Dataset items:
▼▼▼

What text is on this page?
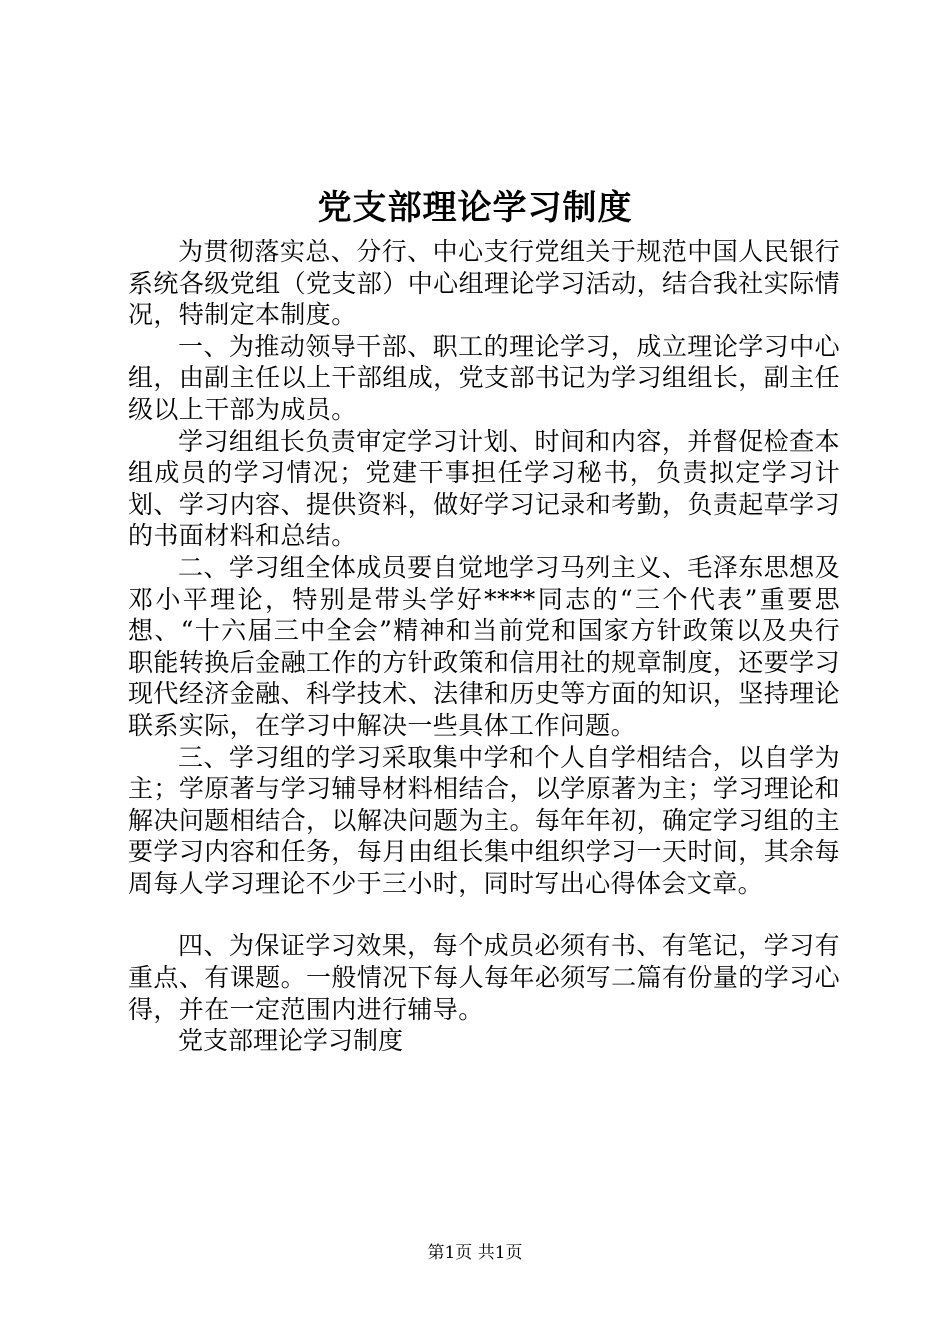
党支部理论学习制度

为贯彻落实总、分行、中心支行党组关于规范中国人民银行系统各级党组（党支部）中心组理论学习活动，结合我社实际情况，特制定本制度。

一、为推动领导干部、职工的理论学习，成立理论学习中心组，由副主任以上干部组成，党支部书记为学习组组长，副主任级以上干部为成员。

学习组组长负责审定学习计划、时间和内容，并督促检查本组成员的学习情况；党建干事担任学习秘书，负责拟定学习计划、学习内容、提供资料，做好学习记录和考勤，负责起草学习的书面材料和总结。

二、学习组全体成员要自觉地学习马列主义、毛泽东思想及邓小平理论，特别是带头学好****同志的“三个代表”重要思想、“十六届三中全会”精神和当前党和国家方针政策以及央行职能转换后金融工作的方针政策和信用社的规章制度，还要学习现代经济金融、科学技术、法律和历史等方面的知识，坚持理论联系实际，在学习中解决一些具体工作问题。

三、学习组的学习采取集中学和个人自学相结合，以自学为主；学原著与学习辅导材料相结合，以学原著为主；学习理论和解决问题相结合，以解决问题为主。每年年初，确定学习组的主要学习内容和任务，每月由组长集中组织学习一天时间，其余每周每人学习理论不少于三小时，同时写出心得体会文章。

四、为保证学习效果，每个成员必须有书、有笔记，学习有重点、有课题。一般情况下每人每年必须写二篇有份量的学习心得，并在一定范围内进行辅导。

党支部理论学习制度

第1页 共1页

▲▲▲

• _To do_
Reproduce every record above exactly, omitting the pictures.

• _Task response_
What text is on this page?
党支部理论学习制度

为贯彻落实总、分行、中心支行党组关于规范中国人民银行系统各级党组（党支部）中心组理论学习活动，结合我社实际情况，特制定本制度。

一、为推动领导干部、职工的理论学习，成立理论学习中心组，由副主任以上干部组成，党支部书记为学习组组长，副主任级以上干部为成员。

学习组组长负责审定学习计划、时间和内容，并督促检查本组成员的学习情况；党建干事担任学习秘书，负责拟定学习计划、学习内容、提供资料，做好学习记录和考勤，负责起草学习的书面材料和总结。

二、学习组全体成员要自觉地学习马列主义、毛泽东思想及邓小平理论，特别是带头学好****同志的“三个代表”重要思想、“十六届三中全会”精神和当前党和国家方针政策以及央行职能转换后金融工作的方针政策和信用社的规章制度，还要学习现代经济金融、科学技术、法律和历史等方面的知识，坚持理论联系实际，在学习中解决一些具体工作问题。

三、学习组的学习采取集中学和个人自学相结合，以自学为主；学原著与学习辅导材料相结合，以学原著为主；学习理论和解决问题相结合，以解决问题为主。每年年初，确定学习组的主要学习内容和任务，每月由组长集中组织学习一天时间，其余每周每人学习理论不少于三小时，同时写出心得体会文章。

四、为保证学习效果，每个成员必须有书、有笔记，学习有重点、有课题。一般情况下每人每年必须写二篇有份量的学习心得，并在一定范围内进行辅导。

党支部理论学习制度

第1页 共1页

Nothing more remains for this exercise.